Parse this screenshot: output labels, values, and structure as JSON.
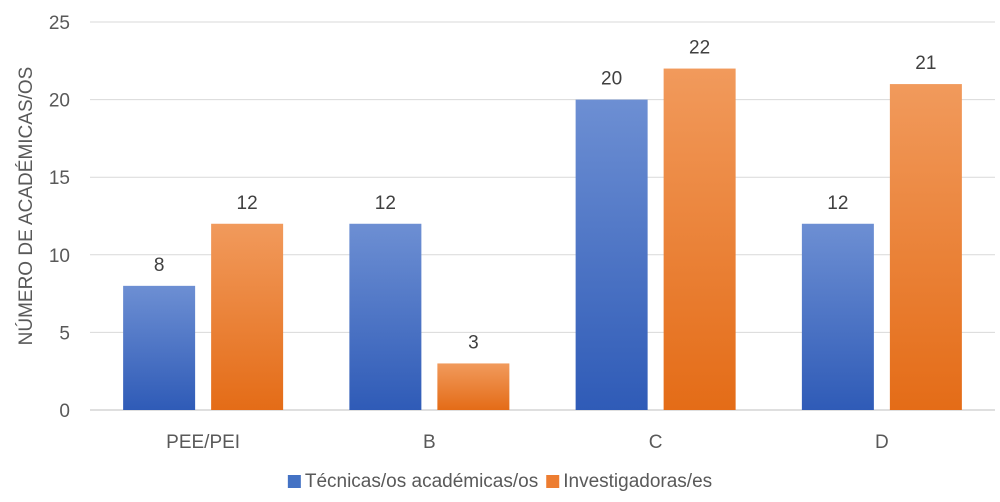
{
  "chart_data": {
    "type": "bar",
    "title": "",
    "xlabel": "",
    "ylabel": "NÚMERO DE ACADÉMICAS/OS",
    "categories": [
      "PEE/PEI",
      "B",
      "C",
      "D"
    ],
    "series": [
      {
        "name": "Técnicas/os académicas/os",
        "values": [
          8,
          12,
          20,
          12
        ],
        "color": "#4472C4"
      },
      {
        "name": "Investigadoras/es",
        "values": [
          12,
          3,
          22,
          21
        ],
        "color": "#ED7D31"
      }
    ],
    "ylim": [
      0,
      25
    ],
    "yticks": [
      "0",
      "5",
      "10",
      "15",
      "20",
      "25"
    ],
    "grid": true,
    "legend": "bottom",
    "data_labels": true
  }
}
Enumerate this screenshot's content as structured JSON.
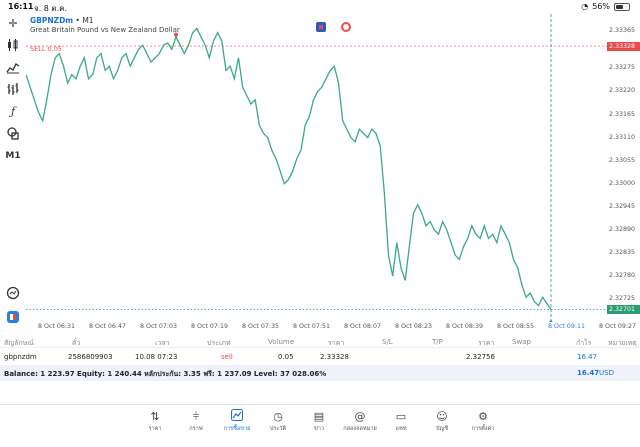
{
  "status_bar": {
    "time": "16:11",
    "date": "จ. 8 ต.ค.",
    "battery": "56%",
    "battery_level": 0.56
  },
  "toolbar": {
    "items": [
      {
        "icon": "crosshair-icon"
      },
      {
        "icon": "candlestick-icon"
      },
      {
        "icon": "indicators-icon"
      },
      {
        "icon": "bars-icon"
      },
      {
        "icon": "function-icon"
      },
      {
        "icon": "objects-icon"
      },
      {
        "icon": "timeframe",
        "label": "M1"
      },
      {
        "icon": "zoom-icon"
      }
    ]
  },
  "chart": {
    "symbol": "GBPNZDm",
    "timeframe": "• M1",
    "description": "Great Britain Pound vs New Zealand Dollar",
    "sell_label": "SELL 0.05",
    "sell_price": "2.33328",
    "current_price": "2.32701",
    "colors": {
      "line": "#3aaa7f",
      "sell": "#e84b4b",
      "current": "#2a9d6f",
      "cursor": "#2b7de9"
    },
    "price_labels": [
      "2.33365",
      "2.33328",
      "2.33275",
      "2.33220",
      "2.33165",
      "2.33110",
      "2.33055",
      "2.33000",
      "2.32945",
      "2.32890",
      "2.32835",
      "2.32780",
      "2.32725",
      "2.32701"
    ],
    "time_labels": [
      "8 Oct 06:31",
      "8 Oct 06:47",
      "8 Oct 07:03",
      "8 Oct 07:19",
      "8 Oct 07:35",
      "8 Oct 07:51",
      "8 Oct 08:07",
      "8 Oct 08:23",
      "8 Oct 08:39",
      "8 Oct 08:55",
      "8 Oct 09:11",
      "8 Oct 09:27"
    ]
  },
  "chart_data": {
    "type": "line",
    "ylim": [
      2.3269,
      2.3339
    ],
    "values": [
      2.3326,
      2.3323,
      2.332,
      2.3317,
      2.3315,
      2.332,
      2.3326,
      2.333,
      2.3331,
      2.3328,
      2.3324,
      2.3326,
      2.3325,
      2.3328,
      2.333,
      2.3325,
      2.3326,
      2.333,
      2.3331,
      2.3327,
      2.3328,
      2.3325,
      2.3327,
      2.333,
      2.3331,
      2.3328,
      2.333,
      2.3332,
      2.3333,
      2.3331,
      2.3329,
      2.333,
      2.3331,
      2.3333,
      2.33335,
      2.3332,
      2.3335,
      2.3333,
      2.3331,
      2.3333,
      2.3336,
      2.3337,
      2.3335,
      2.3333,
      2.333,
      2.3334,
      2.3336,
      2.3334,
      2.3327,
      2.3328,
      2.3325,
      2.333,
      2.3323,
      2.3321,
      2.3319,
      2.332,
      2.3314,
      2.3312,
      2.3311,
      2.3308,
      2.3306,
      2.3303,
      2.33,
      2.3301,
      2.3303,
      2.3306,
      2.3308,
      2.3314,
      2.3316,
      2.332,
      2.3322,
      2.3323,
      2.3325,
      2.3327,
      2.3328,
      2.3324,
      2.3315,
      2.3313,
      2.3311,
      2.331,
      2.3313,
      2.3312,
      2.3311,
      2.3313,
      2.3312,
      2.3309,
      2.3298,
      2.3283,
      2.3278,
      2.3286,
      2.328,
      2.3277,
      2.3285,
      2.3293,
      2.3295,
      2.3293,
      2.329,
      2.3291,
      2.3289,
      2.3288,
      2.3291,
      2.3289,
      2.3286,
      2.3283,
      2.3282,
      2.3285,
      2.3287,
      2.329,
      2.3288,
      2.3287,
      2.329,
      2.3287,
      2.3288,
      2.3286,
      2.329,
      2.3288,
      2.3286,
      2.3282,
      2.328,
      2.3276,
      2.3273,
      2.3274,
      2.3272,
      2.3271,
      2.3273,
      2.32715,
      2.32701
    ]
  },
  "table": {
    "headers": [
      "สัญลักษณ์",
      "ตั๋ว",
      "เวลา",
      "ประเภท",
      "Volume",
      "ราคา",
      "S/L",
      "T/P",
      "ราคา",
      "Swap",
      "กำไร",
      "หมายเหตุ"
    ],
    "row": {
      "symbol": "gbpnzdm",
      "ticket": "2586809903",
      "time": "10.08 07:23",
      "type": "sell",
      "volume": "0.05",
      "price": "2.33328",
      "sl": "",
      "tp": "",
      "cur_price": "2.32756",
      "swap": "",
      "profit": "16.47",
      "comment": ""
    }
  },
  "balance": {
    "text": "Balance: 1 223.97 Equity: 1 240.44 หลักประกัน: 3.35 ฟรี: 1 237.09 Level: 37 028.06%",
    "profit": "16.47",
    "currency": "USD"
  },
  "tabbar": [
    {
      "label": "ราคา",
      "icon": "quotes-icon"
    },
    {
      "label": "กราฟ",
      "icon": "chart-icon"
    },
    {
      "label": "การซื้อขาย",
      "icon": "trade-icon",
      "active": true
    },
    {
      "label": "ประวัติ",
      "icon": "history-icon"
    },
    {
      "label": "ข่าว",
      "icon": "news-icon"
    },
    {
      "label": "กล่องจดหมาย",
      "icon": "mailbox-icon"
    },
    {
      "label": "แชท",
      "icon": "chat-icon"
    },
    {
      "label": "บัญชี",
      "icon": "account-icon"
    },
    {
      "label": "การตั้งค่า",
      "icon": "settings-icon"
    }
  ]
}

-*-*-

## Aim of the task
Your task is to return the entries above exactly, with no pictures.

## Final result
Parse this screenshot: output labels, values, and structure as JSON.
{
  "chart_data": {
    "type": "bar",
    "title": "",
    "xlabel": "",
    "ylabel": "NÚMERO DE ACADÉMICAS/OS",
    "categories": [
      "PEE/PEI",
      "B",
      "C",
      "D"
    ],
    "series": [
      {
        "name": "Técnicas/os académicas/os",
        "values": [
          8,
          12,
          20,
          12
        ],
        "color": "#4472C4"
      },
      {
        "name": "Investigadoras/es",
        "values": [
          12,
          3,
          22,
          21
        ],
        "color": "#ED7D31"
      }
    ],
    "ylim": [
      0,
      25
    ],
    "yticks": [
      "0",
      "5",
      "10",
      "15",
      "20",
      "25"
    ],
    "grid": true,
    "legend": "bottom",
    "data_labels": true
  }
}
Enumerate this screenshot's content as structured JSON.
{
  "status_bar": {
    "time": "16:11",
    "date": "จ. 8 ต.ค.",
    "battery": "56%",
    "battery_level": 0.56
  },
  "toolbar": {
    "items": [
      {
        "icon": "crosshair-icon"
      },
      {
        "icon": "candlestick-icon"
      },
      {
        "icon": "indicators-icon"
      },
      {
        "icon": "bars-icon"
      },
      {
        "icon": "function-icon"
      },
      {
        "icon": "objects-icon"
      },
      {
        "icon": "timeframe",
        "label": "M1"
      },
      {
        "icon": "zoom-icon"
      }
    ]
  },
  "chart": {
    "symbol": "GBPNZDm",
    "timeframe": "• M1",
    "description": "Great Britain Pound vs New Zealand Dollar",
    "sell_label": "SELL 0.05",
    "sell_price": "2.33328",
    "current_price": "2.32701",
    "colors": {
      "line": "#3aaa7f",
      "sell": "#e84b4b",
      "current": "#2a9d6f",
      "cursor": "#2b7de9"
    },
    "price_labels": [
      "2.33365",
      "2.33328",
      "2.33275",
      "2.33220",
      "2.33165",
      "2.33110",
      "2.33055",
      "2.33000",
      "2.32945",
      "2.32890",
      "2.32835",
      "2.32780",
      "2.32725",
      "2.32701"
    ],
    "time_labels": [
      "8 Oct 06:31",
      "8 Oct 06:47",
      "8 Oct 07:03",
      "8 Oct 07:19",
      "8 Oct 07:35",
      "8 Oct 07:51",
      "8 Oct 08:07",
      "8 Oct 08:23",
      "8 Oct 08:39",
      "8 Oct 08:55",
      "8 Oct 09:11",
      "8 Oct 09:27"
    ]
  },
  "chart_data": {
    "type": "line",
    "ylim": [
      2.3269,
      2.3339
    ],
    "values": [
      2.3326,
      2.3323,
      2.332,
      2.3317,
      2.3315,
      2.332,
      2.3326,
      2.333,
      2.3331,
      2.3328,
      2.3324,
      2.3326,
      2.3325,
      2.3328,
      2.333,
      2.3325,
      2.3326,
      2.333,
      2.3331,
      2.3327,
      2.3328,
      2.3325,
      2.3327,
      2.333,
      2.3331,
      2.3328,
      2.333,
      2.3332,
      2.3333,
      2.3331,
      2.3329,
      2.333,
      2.3331,
      2.3333,
      2.33335,
      2.3332,
      2.3335,
      2.3333,
      2.3331,
      2.3333,
      2.3336,
      2.3337,
      2.3335,
      2.3333,
      2.333,
      2.3334,
      2.3336,
      2.3334,
      2.3327,
      2.3328,
      2.3325,
      2.333,
      2.3323,
      2.3321,
      2.3319,
      2.332,
      2.3314,
      2.3312,
      2.3311,
      2.3308,
      2.3306,
      2.3303,
      2.33,
      2.3301,
      2.3303,
      2.3306,
      2.3308,
      2.3314,
      2.3316,
      2.332,
      2.3322,
      2.3323,
      2.3325,
      2.3327,
      2.3328,
      2.3324,
      2.3315,
      2.3313,
      2.3311,
      2.331,
      2.3313,
      2.3312,
      2.3311,
      2.3313,
      2.3312,
      2.3309,
      2.3298,
      2.3283,
      2.3278,
      2.3286,
      2.328,
      2.3277,
      2.3285,
      2.3293,
      2.3295,
      2.3293,
      2.329,
      2.3291,
      2.3289,
      2.3288,
      2.3291,
      2.3289,
      2.3286,
      2.3283,
      2.3282,
      2.3285,
      2.3287,
      2.329,
      2.3288,
      2.3287,
      2.329,
      2.3287,
      2.3288,
      2.3286,
      2.329,
      2.3288,
      2.3286,
      2.3282,
      2.328,
      2.3276,
      2.3273,
      2.3274,
      2.3272,
      2.3271,
      2.3273,
      2.32715,
      2.32701
    ]
  },
  "table": {
    "headers": [
      "สัญลักษณ์",
      "ตั๋ว",
      "เวลา",
      "ประเภท",
      "Volume",
      "ราคา",
      "S/L",
      "T/P",
      "ราคา",
      "Swap",
      "กำไร",
      "หมายเหตุ"
    ],
    "row": {
      "symbol": "gbpnzdm",
      "ticket": "2586809903",
      "time": "10.08 07:23",
      "type": "sell",
      "volume": "0.05",
      "price": "2.33328",
      "sl": "",
      "tp": "",
      "cur_price": "2.32756",
      "swap": "",
      "profit": "16.47",
      "comment": ""
    }
  },
  "balance": {
    "text": "Balance: 1 223.97 Equity: 1 240.44 หลักประกัน: 3.35 ฟรี: 1 237.09 Level: 37 028.06%",
    "profit": "16.47",
    "currency": "USD"
  },
  "tabbar": [
    {
      "label": "ราคา",
      "icon": "quotes-icon"
    },
    {
      "label": "กราฟ",
      "icon": "chart-icon"
    },
    {
      "label": "การซื้อขาย",
      "icon": "trade-icon",
      "active": true
    },
    {
      "label": "ประวัติ",
      "icon": "history-icon"
    },
    {
      "label": "ข่าว",
      "icon": "news-icon"
    },
    {
      "label": "กล่องจดหมาย",
      "icon": "mailbox-icon"
    },
    {
      "label": "แชท",
      "icon": "chat-icon"
    },
    {
      "label": "บัญชี",
      "icon": "account-icon"
    },
    {
      "label": "การตั้งค่า",
      "icon": "settings-icon"
    }
  ]
}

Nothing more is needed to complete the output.